==== Records to use ====

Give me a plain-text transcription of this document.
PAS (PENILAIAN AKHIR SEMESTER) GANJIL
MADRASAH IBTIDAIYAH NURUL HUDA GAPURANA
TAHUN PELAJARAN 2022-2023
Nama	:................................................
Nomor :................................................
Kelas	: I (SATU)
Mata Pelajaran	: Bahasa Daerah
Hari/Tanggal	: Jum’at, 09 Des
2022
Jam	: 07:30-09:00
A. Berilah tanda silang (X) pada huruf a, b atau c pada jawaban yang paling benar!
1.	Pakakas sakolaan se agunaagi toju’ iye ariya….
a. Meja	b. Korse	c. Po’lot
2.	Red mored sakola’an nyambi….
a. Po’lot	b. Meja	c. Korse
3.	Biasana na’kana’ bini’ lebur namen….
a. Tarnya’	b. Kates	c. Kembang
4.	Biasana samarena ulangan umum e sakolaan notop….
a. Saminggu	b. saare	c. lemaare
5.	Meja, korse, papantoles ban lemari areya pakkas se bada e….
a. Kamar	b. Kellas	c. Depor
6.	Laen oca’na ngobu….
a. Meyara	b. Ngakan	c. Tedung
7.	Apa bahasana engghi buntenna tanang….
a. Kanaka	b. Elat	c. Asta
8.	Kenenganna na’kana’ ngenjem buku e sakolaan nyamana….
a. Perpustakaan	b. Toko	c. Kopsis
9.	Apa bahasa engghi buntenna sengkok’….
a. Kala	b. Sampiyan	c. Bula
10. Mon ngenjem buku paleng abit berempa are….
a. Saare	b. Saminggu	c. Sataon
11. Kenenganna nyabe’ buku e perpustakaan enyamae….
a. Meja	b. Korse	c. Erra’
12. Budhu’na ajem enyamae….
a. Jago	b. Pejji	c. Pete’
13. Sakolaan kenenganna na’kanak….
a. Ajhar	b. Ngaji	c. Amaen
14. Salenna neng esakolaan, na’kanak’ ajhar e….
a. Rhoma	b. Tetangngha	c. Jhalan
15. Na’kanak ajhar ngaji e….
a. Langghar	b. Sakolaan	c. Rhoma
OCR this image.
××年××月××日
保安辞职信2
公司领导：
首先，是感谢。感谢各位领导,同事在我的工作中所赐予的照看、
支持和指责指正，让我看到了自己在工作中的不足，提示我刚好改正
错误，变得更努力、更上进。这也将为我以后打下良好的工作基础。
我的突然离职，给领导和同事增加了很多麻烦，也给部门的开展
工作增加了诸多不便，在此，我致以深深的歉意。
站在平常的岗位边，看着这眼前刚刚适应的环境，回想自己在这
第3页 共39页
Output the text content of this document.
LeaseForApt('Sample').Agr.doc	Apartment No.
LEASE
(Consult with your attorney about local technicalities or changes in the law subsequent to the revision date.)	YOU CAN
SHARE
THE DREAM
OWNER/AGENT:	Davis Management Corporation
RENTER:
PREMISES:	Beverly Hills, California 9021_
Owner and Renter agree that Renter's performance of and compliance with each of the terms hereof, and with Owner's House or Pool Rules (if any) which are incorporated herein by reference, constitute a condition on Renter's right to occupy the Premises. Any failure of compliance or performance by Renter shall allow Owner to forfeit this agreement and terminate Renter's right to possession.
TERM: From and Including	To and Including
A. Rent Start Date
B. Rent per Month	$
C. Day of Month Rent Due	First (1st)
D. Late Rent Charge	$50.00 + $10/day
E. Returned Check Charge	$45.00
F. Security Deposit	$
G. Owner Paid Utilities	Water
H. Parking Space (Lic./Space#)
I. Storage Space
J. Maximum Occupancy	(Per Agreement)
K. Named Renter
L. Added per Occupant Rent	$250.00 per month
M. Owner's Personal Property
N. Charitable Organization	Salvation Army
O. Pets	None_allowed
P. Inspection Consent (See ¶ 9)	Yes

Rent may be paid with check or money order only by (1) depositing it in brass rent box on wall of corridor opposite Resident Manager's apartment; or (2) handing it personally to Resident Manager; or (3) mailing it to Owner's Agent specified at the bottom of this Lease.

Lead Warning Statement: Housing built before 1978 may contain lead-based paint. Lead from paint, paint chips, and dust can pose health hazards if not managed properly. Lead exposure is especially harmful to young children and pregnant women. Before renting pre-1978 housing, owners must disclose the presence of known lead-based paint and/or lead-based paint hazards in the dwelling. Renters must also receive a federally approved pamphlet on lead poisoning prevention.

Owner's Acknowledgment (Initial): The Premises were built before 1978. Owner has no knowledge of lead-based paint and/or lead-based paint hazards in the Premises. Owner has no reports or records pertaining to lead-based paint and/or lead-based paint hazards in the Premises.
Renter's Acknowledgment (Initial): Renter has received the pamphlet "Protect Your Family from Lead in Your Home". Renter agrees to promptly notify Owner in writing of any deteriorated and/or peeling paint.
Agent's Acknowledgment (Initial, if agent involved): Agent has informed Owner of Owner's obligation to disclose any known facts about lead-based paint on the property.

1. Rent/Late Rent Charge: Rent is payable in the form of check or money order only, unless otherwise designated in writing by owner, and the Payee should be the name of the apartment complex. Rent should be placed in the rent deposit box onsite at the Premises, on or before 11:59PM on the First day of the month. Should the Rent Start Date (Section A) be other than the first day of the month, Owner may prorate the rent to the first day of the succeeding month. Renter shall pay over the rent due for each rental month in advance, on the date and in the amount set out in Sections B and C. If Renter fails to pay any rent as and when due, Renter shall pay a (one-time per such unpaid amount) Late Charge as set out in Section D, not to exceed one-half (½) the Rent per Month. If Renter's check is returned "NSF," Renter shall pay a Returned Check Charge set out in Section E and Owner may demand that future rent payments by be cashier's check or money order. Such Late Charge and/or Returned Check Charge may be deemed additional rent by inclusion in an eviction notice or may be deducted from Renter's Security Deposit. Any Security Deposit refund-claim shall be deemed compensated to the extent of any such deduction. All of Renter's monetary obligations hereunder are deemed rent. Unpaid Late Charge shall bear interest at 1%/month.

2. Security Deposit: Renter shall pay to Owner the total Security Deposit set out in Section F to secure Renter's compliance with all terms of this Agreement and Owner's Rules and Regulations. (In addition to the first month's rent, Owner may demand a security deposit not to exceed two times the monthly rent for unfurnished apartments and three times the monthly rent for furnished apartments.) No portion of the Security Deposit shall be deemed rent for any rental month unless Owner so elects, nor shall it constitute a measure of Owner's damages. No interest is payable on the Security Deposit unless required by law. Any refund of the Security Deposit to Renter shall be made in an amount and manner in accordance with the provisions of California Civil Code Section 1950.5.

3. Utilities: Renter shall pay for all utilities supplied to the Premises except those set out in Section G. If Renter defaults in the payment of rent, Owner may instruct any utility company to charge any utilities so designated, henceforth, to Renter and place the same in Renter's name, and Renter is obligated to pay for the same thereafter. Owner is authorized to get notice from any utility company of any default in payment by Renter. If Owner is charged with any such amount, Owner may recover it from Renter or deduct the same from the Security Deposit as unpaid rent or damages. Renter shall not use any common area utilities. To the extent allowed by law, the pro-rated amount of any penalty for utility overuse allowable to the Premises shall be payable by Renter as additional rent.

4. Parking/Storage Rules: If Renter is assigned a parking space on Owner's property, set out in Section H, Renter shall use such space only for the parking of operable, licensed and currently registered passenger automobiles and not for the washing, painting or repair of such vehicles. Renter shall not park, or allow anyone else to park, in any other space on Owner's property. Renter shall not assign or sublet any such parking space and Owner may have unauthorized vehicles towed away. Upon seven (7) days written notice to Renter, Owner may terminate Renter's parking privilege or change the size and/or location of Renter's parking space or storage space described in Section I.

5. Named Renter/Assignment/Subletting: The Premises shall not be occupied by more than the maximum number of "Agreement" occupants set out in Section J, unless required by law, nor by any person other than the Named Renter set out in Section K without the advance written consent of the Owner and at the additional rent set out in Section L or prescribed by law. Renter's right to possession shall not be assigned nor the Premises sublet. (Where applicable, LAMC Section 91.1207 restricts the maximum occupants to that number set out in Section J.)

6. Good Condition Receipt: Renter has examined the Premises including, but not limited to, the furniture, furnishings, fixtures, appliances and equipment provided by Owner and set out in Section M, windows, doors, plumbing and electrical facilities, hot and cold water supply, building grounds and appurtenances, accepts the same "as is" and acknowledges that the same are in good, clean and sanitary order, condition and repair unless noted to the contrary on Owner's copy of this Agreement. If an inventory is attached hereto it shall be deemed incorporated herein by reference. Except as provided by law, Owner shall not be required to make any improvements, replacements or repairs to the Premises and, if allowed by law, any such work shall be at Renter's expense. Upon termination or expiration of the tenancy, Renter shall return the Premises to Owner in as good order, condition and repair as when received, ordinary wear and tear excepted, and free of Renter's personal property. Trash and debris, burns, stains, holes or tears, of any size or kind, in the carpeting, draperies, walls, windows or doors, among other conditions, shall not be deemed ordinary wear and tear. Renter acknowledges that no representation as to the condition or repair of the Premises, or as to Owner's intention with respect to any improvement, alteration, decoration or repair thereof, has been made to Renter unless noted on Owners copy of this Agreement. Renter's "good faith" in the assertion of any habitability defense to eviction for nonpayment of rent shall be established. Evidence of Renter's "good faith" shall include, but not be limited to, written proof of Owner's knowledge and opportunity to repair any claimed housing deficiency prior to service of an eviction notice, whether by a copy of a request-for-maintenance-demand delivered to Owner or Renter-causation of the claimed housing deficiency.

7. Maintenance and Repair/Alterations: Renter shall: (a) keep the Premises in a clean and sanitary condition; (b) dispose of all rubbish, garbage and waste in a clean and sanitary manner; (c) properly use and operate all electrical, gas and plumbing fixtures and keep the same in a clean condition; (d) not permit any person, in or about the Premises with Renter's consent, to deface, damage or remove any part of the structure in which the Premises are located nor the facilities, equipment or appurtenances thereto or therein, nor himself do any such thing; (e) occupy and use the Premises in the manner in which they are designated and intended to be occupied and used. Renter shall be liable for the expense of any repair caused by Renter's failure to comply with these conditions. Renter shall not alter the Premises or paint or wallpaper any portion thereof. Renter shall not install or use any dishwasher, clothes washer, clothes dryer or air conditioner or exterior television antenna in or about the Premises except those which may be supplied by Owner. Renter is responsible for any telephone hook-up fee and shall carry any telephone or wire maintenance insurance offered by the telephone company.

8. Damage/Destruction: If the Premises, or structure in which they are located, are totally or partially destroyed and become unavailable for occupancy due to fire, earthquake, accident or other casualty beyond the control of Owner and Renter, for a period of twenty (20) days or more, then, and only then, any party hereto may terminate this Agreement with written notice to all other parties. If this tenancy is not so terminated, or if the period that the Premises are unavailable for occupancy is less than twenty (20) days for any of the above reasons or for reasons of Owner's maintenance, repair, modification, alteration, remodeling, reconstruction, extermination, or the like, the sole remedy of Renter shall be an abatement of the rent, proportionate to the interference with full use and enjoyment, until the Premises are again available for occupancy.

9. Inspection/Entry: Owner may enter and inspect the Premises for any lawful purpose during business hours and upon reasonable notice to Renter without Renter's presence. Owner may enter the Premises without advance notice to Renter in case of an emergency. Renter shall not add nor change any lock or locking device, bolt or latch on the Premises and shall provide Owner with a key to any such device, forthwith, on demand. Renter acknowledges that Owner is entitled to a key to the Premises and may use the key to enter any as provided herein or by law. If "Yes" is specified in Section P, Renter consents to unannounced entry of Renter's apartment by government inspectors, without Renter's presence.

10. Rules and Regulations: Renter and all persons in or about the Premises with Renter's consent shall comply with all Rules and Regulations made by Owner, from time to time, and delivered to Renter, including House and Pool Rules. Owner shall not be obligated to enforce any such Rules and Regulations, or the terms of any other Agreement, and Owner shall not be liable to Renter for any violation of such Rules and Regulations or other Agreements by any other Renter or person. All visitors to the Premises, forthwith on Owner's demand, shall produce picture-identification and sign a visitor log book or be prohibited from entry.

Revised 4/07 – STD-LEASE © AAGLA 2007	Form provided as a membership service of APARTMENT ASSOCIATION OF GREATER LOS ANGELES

====

Aim of the task: Copy out every line of the data that includes "text".

Response to the task:
Give me a plain-text transcription of this document.
Output the text content of this document.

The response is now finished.